Work to complete: Each line holding the word "ylabel" counts once; give the total and nothing more.

Record list:
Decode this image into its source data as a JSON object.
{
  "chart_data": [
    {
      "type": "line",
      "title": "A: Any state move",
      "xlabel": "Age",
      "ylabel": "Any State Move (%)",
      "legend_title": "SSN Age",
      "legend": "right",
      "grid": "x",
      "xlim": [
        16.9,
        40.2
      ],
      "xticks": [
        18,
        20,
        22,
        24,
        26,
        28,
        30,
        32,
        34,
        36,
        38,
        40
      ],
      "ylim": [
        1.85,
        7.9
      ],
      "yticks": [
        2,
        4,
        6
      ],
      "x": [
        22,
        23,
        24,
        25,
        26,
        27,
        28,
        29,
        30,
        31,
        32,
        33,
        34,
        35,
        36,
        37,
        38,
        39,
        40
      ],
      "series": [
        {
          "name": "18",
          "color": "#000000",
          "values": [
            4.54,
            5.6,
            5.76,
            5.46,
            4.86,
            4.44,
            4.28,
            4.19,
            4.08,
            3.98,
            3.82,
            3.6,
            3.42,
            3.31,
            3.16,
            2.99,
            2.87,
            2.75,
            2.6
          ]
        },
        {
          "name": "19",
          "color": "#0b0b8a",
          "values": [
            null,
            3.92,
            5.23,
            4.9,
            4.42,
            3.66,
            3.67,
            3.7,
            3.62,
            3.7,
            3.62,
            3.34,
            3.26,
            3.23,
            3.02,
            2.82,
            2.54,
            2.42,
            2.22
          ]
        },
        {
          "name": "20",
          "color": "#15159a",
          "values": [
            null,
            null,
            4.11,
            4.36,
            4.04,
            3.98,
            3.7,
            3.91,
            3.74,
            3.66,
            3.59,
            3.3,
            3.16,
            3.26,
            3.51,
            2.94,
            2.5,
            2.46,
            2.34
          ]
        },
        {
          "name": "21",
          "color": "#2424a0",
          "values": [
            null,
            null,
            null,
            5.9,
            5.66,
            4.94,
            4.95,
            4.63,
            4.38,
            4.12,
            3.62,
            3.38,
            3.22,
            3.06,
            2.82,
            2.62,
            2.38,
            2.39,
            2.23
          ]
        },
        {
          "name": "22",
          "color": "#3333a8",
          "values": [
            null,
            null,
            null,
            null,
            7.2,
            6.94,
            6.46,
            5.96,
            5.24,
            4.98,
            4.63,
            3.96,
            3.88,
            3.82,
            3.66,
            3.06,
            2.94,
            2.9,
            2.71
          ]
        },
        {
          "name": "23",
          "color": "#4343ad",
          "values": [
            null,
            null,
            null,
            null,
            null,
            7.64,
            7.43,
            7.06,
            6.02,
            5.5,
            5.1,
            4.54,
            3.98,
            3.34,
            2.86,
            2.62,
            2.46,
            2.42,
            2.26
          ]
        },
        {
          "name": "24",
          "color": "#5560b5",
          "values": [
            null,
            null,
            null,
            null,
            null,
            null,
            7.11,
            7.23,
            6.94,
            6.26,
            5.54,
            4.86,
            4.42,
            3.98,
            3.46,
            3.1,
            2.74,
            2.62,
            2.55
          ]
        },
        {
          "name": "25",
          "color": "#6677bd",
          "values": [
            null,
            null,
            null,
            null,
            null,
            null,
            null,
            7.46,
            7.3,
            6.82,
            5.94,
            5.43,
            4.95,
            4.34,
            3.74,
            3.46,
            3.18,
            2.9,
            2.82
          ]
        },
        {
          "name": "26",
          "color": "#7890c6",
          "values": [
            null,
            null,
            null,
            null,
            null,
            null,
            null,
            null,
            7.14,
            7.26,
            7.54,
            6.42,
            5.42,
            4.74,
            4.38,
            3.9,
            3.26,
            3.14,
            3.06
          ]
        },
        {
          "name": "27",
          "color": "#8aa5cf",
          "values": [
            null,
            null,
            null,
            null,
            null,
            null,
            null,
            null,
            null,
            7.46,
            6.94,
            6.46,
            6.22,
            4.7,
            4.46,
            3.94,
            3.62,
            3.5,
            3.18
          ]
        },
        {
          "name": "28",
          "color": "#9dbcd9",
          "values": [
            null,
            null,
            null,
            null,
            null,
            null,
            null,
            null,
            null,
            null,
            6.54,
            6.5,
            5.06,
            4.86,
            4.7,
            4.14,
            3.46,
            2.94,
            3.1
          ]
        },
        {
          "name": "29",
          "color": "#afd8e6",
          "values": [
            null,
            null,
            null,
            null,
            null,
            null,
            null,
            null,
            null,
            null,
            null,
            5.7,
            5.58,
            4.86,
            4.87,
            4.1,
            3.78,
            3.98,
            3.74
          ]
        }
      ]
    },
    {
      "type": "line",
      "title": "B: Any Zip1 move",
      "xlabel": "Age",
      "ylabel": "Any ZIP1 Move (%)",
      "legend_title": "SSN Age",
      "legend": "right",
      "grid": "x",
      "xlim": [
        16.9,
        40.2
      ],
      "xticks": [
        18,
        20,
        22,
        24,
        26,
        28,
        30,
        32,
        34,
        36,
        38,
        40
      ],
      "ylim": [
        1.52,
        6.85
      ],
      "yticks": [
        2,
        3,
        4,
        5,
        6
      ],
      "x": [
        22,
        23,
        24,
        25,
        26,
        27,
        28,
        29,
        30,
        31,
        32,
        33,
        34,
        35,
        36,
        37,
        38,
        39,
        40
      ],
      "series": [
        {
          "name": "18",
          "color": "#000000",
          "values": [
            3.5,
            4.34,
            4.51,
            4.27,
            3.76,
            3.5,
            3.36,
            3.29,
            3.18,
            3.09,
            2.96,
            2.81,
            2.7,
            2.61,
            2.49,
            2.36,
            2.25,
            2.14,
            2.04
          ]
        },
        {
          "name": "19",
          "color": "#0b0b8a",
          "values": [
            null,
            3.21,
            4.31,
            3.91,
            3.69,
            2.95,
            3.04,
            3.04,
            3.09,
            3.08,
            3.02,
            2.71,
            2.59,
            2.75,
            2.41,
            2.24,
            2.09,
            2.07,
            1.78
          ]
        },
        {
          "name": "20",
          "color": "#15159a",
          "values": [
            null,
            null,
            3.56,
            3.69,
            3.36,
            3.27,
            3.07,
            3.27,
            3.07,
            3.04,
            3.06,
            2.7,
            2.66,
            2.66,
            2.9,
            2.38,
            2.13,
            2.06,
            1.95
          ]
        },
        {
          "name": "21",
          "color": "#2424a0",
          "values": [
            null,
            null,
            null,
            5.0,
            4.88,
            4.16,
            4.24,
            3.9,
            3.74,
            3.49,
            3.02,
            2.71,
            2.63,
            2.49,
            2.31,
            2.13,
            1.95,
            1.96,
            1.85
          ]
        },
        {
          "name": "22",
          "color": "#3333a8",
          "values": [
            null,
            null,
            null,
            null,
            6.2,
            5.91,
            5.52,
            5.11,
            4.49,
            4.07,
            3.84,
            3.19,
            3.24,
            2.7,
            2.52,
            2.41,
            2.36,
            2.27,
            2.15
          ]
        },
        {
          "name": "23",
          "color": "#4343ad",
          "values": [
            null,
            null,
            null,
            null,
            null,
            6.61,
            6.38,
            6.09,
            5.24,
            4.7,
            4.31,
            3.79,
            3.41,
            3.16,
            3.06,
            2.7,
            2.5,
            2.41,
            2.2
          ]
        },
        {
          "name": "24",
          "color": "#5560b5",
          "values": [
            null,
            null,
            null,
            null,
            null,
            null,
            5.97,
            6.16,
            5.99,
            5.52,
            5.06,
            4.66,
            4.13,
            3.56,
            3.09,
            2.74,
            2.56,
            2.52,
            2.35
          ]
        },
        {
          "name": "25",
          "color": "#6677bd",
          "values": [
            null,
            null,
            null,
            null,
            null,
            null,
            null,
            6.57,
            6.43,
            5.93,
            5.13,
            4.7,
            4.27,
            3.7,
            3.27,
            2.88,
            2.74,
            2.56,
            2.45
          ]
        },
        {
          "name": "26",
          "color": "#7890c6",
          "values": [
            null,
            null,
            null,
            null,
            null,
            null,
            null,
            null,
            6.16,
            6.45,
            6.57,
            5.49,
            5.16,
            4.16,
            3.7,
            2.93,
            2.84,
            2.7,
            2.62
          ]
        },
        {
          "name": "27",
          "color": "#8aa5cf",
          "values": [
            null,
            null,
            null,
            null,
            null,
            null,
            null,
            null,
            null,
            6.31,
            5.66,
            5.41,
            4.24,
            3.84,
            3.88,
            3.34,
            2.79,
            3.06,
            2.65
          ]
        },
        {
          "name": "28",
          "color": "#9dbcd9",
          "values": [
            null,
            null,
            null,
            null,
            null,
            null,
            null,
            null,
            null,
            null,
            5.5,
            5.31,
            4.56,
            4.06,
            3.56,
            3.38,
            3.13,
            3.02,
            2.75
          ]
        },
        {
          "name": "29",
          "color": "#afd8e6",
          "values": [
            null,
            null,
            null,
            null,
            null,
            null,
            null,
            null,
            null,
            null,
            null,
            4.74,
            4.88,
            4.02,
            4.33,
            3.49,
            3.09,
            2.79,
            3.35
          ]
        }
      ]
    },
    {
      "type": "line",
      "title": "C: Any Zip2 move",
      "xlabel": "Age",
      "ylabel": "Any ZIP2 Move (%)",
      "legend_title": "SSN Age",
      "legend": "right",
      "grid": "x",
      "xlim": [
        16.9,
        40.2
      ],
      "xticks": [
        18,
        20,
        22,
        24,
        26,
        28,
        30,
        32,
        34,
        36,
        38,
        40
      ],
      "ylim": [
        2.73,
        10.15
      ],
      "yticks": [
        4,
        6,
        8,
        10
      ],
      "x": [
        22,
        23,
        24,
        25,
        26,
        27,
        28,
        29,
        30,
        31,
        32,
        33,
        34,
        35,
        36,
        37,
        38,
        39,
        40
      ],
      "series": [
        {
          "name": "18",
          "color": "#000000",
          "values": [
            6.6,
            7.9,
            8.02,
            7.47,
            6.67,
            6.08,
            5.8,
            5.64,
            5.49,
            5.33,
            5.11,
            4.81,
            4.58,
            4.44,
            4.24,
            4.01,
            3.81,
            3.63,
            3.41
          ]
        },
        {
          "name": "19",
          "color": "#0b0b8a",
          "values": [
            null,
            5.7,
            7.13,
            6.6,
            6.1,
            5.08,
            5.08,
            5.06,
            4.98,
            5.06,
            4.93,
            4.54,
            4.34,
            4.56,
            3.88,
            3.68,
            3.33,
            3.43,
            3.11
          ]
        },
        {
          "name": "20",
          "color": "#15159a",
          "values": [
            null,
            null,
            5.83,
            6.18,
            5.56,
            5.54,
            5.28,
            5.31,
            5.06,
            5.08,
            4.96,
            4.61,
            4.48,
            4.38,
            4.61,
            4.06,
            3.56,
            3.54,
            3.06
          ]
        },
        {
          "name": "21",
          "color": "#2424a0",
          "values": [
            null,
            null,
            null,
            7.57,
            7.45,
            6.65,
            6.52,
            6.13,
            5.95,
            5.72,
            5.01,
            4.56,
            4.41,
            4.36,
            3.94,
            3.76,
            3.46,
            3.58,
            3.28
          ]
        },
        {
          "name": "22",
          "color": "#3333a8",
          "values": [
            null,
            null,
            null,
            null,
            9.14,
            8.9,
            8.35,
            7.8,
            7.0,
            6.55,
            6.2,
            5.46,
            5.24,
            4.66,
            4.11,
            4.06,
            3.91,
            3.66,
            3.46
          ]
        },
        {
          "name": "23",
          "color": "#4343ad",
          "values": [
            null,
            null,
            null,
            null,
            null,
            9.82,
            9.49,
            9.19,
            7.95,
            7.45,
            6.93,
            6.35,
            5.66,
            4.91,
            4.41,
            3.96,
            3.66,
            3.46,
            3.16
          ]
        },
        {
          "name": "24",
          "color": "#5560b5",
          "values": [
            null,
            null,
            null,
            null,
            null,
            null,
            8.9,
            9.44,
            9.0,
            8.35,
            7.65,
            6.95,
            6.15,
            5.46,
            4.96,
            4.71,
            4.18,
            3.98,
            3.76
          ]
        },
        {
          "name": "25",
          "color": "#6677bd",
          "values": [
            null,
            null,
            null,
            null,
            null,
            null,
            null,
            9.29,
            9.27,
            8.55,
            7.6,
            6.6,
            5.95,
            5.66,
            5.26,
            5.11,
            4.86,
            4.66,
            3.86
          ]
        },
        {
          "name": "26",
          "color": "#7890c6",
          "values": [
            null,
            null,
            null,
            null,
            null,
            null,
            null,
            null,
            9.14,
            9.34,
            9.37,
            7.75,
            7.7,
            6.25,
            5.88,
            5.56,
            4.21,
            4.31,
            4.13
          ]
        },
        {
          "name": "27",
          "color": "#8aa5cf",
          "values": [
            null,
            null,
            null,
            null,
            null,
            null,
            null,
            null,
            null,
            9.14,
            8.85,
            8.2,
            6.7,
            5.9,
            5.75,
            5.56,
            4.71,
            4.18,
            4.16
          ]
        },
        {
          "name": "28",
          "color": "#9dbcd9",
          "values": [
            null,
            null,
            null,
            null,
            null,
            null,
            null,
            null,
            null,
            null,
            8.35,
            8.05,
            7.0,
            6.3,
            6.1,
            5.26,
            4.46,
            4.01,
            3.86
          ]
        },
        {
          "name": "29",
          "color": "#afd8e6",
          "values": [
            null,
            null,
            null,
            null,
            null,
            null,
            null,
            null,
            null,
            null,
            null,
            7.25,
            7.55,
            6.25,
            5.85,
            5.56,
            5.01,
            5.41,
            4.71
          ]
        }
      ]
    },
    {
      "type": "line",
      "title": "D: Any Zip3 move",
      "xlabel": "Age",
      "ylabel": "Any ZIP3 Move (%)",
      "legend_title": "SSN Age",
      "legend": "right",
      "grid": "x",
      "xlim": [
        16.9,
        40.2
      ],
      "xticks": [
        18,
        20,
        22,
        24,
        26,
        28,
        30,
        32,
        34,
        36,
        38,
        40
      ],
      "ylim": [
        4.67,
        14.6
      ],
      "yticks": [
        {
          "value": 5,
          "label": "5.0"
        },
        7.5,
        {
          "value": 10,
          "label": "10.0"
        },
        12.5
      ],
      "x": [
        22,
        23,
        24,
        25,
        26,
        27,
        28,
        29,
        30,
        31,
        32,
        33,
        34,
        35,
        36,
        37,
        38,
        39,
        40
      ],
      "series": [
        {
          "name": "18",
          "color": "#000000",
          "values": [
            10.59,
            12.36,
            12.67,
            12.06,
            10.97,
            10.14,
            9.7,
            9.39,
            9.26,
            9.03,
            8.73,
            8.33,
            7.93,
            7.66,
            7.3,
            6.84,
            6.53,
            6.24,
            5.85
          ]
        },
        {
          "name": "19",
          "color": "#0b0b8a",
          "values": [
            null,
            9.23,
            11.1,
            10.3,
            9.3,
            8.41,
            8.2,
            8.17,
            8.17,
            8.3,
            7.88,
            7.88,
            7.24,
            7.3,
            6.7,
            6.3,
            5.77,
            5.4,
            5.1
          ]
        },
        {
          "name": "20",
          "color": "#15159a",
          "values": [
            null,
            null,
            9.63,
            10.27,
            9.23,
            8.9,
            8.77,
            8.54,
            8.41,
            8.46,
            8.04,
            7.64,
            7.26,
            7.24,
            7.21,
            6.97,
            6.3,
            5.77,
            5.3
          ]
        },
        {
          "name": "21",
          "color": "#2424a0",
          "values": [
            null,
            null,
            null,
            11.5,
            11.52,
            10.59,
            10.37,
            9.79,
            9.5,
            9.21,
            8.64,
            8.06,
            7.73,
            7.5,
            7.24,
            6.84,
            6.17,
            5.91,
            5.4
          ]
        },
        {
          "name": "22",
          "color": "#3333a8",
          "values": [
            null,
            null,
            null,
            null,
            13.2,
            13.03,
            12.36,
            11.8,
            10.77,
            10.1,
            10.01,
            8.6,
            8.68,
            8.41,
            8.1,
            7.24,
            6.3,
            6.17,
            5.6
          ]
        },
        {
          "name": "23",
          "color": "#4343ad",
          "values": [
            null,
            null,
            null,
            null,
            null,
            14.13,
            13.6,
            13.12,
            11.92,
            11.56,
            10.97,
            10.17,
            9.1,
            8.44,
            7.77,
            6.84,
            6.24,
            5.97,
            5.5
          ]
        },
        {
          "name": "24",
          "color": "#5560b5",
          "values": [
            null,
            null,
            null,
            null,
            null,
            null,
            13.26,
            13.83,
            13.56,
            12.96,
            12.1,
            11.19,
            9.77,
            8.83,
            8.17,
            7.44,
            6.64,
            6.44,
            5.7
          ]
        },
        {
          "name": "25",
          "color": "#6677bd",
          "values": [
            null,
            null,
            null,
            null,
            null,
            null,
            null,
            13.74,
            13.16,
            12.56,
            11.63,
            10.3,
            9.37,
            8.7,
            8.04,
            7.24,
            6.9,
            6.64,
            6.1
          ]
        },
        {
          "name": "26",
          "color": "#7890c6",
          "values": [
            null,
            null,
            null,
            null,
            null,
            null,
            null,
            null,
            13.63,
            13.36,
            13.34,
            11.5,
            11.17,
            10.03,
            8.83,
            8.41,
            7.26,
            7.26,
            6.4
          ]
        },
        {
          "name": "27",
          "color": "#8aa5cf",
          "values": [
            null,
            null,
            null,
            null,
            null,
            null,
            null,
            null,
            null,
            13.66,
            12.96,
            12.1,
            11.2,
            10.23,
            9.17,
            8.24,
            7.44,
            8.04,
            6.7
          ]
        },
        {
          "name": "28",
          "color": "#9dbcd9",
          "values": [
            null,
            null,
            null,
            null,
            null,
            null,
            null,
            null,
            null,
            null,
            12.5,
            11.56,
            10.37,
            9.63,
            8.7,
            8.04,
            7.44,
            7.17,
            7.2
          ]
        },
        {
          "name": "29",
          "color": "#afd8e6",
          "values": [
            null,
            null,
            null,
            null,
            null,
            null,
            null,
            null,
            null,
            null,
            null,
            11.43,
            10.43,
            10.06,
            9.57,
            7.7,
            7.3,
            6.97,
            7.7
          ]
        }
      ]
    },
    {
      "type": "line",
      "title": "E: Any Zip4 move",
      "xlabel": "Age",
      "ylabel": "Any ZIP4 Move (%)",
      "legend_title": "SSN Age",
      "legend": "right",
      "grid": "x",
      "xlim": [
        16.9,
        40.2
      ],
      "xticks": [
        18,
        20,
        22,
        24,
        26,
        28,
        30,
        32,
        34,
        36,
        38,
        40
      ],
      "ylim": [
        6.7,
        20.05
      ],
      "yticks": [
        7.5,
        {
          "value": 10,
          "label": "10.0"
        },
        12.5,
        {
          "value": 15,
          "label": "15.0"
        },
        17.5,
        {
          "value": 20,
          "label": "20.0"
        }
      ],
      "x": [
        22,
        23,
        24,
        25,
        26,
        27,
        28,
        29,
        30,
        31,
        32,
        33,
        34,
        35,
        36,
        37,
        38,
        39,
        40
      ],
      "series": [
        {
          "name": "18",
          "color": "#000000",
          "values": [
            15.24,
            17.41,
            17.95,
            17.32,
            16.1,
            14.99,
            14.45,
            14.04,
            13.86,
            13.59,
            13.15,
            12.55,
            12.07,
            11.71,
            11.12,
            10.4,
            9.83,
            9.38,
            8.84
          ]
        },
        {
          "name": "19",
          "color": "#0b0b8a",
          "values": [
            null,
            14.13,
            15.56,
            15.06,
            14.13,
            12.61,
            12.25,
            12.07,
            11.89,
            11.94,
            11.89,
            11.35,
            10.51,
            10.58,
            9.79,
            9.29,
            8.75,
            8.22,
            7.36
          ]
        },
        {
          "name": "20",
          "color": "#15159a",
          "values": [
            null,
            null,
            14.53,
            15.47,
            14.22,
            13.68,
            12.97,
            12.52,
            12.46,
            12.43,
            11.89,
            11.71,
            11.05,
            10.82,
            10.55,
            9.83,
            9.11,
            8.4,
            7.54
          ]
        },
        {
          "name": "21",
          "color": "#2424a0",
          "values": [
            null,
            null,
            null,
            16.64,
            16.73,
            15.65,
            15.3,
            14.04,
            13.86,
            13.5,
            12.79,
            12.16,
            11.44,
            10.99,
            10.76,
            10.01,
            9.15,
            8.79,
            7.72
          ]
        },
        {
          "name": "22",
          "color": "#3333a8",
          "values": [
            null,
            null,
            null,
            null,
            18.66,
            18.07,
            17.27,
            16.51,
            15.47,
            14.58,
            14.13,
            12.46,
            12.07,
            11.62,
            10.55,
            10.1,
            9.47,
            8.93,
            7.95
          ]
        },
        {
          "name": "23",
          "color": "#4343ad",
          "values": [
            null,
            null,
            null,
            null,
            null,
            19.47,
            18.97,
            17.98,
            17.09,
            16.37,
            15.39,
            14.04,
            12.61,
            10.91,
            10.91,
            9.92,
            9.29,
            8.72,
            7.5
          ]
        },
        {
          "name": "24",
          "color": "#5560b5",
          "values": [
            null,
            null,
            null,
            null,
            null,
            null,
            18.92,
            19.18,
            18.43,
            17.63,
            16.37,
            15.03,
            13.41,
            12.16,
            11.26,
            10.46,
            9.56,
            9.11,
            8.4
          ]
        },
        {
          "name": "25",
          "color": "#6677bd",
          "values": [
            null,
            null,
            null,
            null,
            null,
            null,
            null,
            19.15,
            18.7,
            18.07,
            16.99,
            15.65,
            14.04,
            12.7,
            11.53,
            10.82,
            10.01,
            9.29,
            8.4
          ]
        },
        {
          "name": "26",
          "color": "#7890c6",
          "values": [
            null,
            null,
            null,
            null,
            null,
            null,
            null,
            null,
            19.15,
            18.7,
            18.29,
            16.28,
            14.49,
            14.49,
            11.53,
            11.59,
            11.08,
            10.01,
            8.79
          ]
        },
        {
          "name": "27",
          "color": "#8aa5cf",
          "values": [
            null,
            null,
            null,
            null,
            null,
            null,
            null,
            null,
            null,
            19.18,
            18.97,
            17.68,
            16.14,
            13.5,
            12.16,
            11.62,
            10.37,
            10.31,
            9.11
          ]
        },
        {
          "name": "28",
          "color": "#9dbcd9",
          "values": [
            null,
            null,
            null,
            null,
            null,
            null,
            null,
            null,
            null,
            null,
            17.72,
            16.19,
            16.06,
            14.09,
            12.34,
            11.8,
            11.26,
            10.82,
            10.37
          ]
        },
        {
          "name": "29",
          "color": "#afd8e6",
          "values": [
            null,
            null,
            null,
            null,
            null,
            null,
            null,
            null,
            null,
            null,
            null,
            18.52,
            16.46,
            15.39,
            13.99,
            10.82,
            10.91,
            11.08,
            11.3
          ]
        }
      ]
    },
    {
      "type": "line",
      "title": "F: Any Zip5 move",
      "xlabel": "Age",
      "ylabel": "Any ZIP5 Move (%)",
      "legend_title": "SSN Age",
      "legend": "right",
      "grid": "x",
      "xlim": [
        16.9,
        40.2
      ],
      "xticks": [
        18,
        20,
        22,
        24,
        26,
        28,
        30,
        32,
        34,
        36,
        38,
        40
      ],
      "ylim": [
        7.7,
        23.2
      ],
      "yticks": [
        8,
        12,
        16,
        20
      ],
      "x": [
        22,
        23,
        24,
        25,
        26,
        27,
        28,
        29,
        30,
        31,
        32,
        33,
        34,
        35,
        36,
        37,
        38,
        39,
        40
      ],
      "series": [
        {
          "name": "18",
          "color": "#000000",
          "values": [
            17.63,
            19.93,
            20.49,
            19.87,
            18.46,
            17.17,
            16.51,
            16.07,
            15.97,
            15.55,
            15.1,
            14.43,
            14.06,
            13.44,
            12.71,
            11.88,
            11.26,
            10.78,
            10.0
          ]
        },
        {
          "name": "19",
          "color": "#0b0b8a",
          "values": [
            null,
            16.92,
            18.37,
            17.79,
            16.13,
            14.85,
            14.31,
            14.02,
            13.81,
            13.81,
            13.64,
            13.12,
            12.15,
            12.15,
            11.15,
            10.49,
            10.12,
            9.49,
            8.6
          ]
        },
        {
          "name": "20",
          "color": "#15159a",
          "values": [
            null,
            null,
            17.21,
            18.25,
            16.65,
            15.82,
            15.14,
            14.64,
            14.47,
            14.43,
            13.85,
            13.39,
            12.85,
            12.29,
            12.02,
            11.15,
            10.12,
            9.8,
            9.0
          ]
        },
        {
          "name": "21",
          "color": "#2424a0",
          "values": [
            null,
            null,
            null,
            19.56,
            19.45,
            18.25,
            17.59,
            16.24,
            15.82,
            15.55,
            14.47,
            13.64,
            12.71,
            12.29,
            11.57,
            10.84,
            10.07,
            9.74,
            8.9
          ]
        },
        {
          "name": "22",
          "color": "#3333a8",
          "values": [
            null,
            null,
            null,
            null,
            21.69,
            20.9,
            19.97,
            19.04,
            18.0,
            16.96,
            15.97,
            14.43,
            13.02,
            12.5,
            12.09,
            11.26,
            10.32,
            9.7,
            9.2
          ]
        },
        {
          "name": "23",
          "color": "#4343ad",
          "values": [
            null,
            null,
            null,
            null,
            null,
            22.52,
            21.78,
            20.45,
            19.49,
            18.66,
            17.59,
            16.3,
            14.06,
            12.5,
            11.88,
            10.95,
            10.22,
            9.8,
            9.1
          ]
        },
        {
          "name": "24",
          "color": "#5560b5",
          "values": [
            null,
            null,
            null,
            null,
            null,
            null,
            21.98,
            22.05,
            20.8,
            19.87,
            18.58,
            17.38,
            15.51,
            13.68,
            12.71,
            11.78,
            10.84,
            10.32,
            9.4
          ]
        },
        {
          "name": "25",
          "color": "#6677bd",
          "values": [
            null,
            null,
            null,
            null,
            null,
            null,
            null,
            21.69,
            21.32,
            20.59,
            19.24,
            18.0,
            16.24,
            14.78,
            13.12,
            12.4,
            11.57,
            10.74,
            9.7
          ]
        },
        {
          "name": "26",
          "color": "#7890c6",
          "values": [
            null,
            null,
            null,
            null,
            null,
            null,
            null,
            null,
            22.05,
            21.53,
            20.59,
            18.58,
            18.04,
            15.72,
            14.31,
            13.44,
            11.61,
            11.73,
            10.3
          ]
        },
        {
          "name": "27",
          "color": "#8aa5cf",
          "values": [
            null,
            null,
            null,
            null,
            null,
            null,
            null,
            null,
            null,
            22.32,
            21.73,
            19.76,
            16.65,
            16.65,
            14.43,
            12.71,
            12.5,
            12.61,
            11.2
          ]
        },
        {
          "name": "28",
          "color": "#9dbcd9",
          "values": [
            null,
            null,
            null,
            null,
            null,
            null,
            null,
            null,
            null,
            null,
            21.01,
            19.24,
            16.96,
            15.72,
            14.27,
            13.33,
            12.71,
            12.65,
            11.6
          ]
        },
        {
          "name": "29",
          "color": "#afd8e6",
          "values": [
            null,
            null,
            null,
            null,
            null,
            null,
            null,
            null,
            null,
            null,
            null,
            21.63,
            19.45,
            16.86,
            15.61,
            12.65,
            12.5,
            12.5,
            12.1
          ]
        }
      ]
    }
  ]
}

Output: 6